Without the pictures, copy the entries below word for word.

_ _ _ _ _ _ _

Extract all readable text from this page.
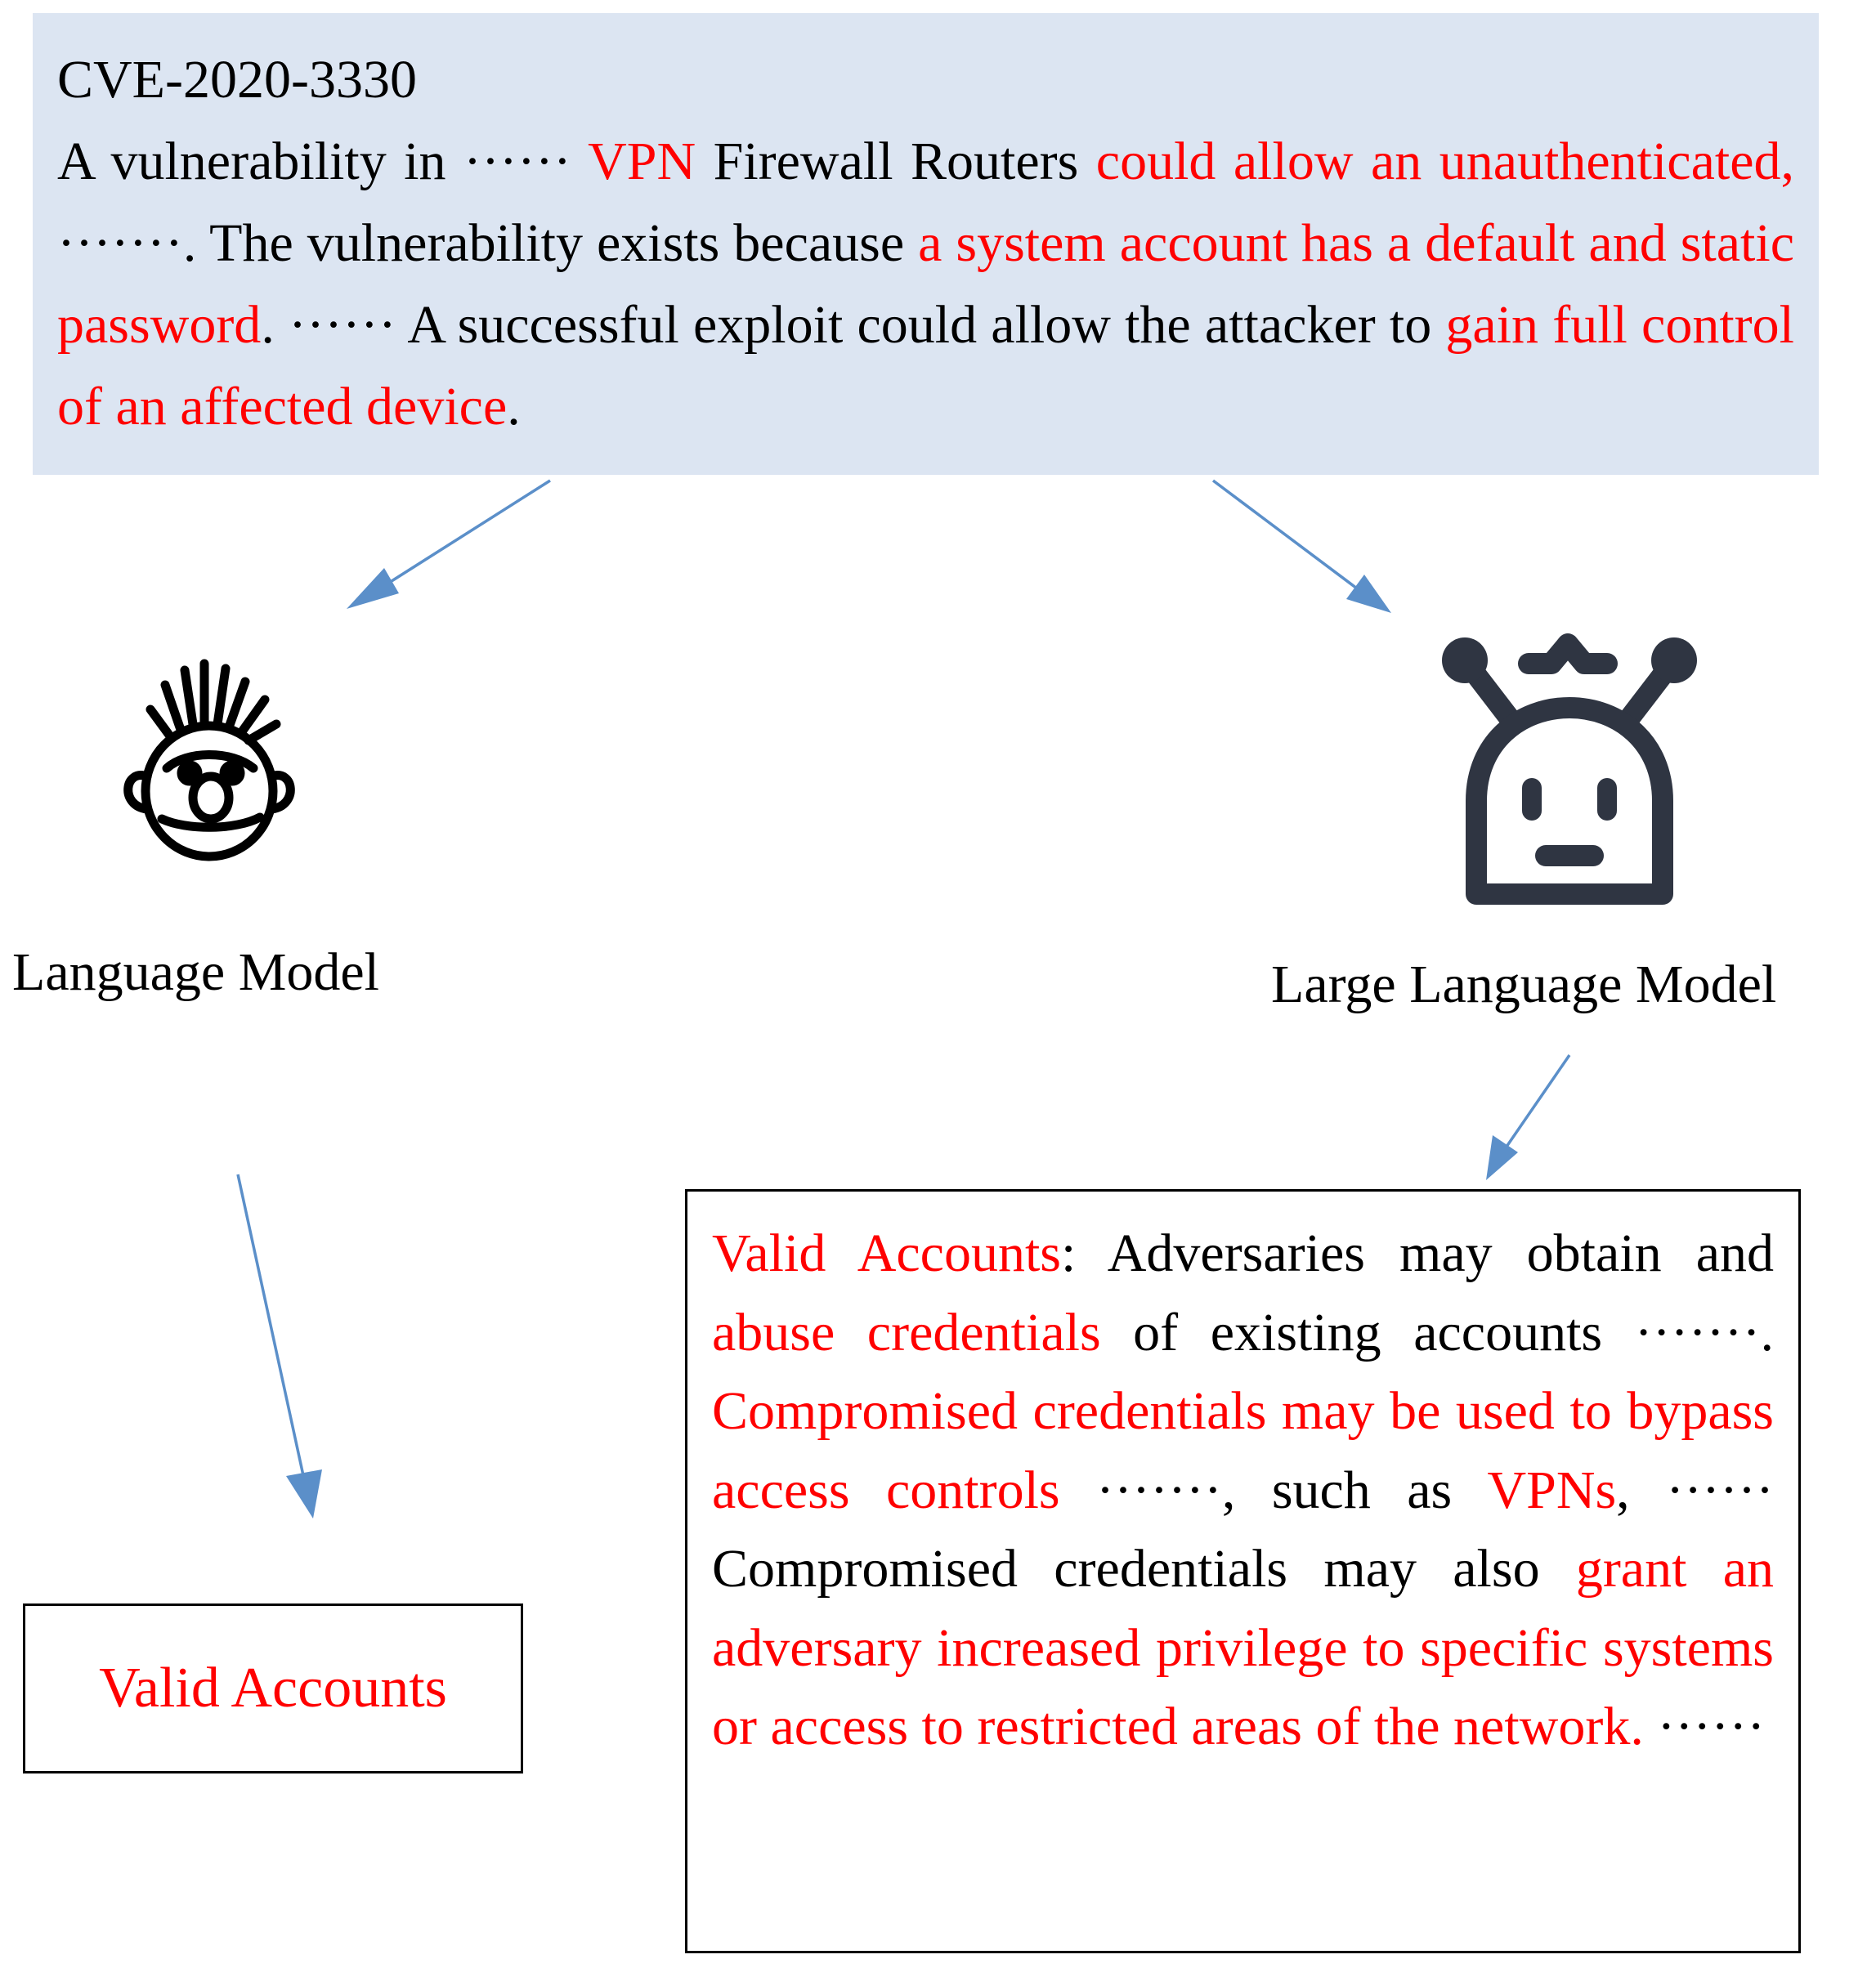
CVE-2020-3330

A vulnerability in ······ VPN Firewall Routers could allow an unauthenticated, ·······. The vulnerability exists because a system account has a default and static password. ······ A successful exploit could allow the attacker to gain full control of an affected device.

Language Model	Large Language Model
Valid Accounts

Valid Accounts: Adversaries may obtain and abuse credentials of existing accounts ·······. Compromised credentials may be used to bypass access controls ·······, such as VPNs, ······ Compromised credentials may also grant an adversary increased privilege to specific systems or access to restricted areas of the network. ······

_ _ _ _ _ _ _

» **Response to the task**
Extract all readable text from this page.
CVE-2020-3330

A vulnerability in ······ VPN Firewall Routers could allow an unauthenticated, ·······. The vulnerability exists because a system account has a default and static password. ······ A successful exploit could allow the attacker to gain full control of an affected device.

Language Model	Large Language Model
Valid Accounts

Valid Accounts: Adversaries may obtain and abuse credentials of existing accounts ·······. Compromised credentials may be used to bypass access controls ·······, such as VPNs, ······ Compromised credentials may also grant an adversary increased privilege to specific systems or access to restricted areas of the network. ······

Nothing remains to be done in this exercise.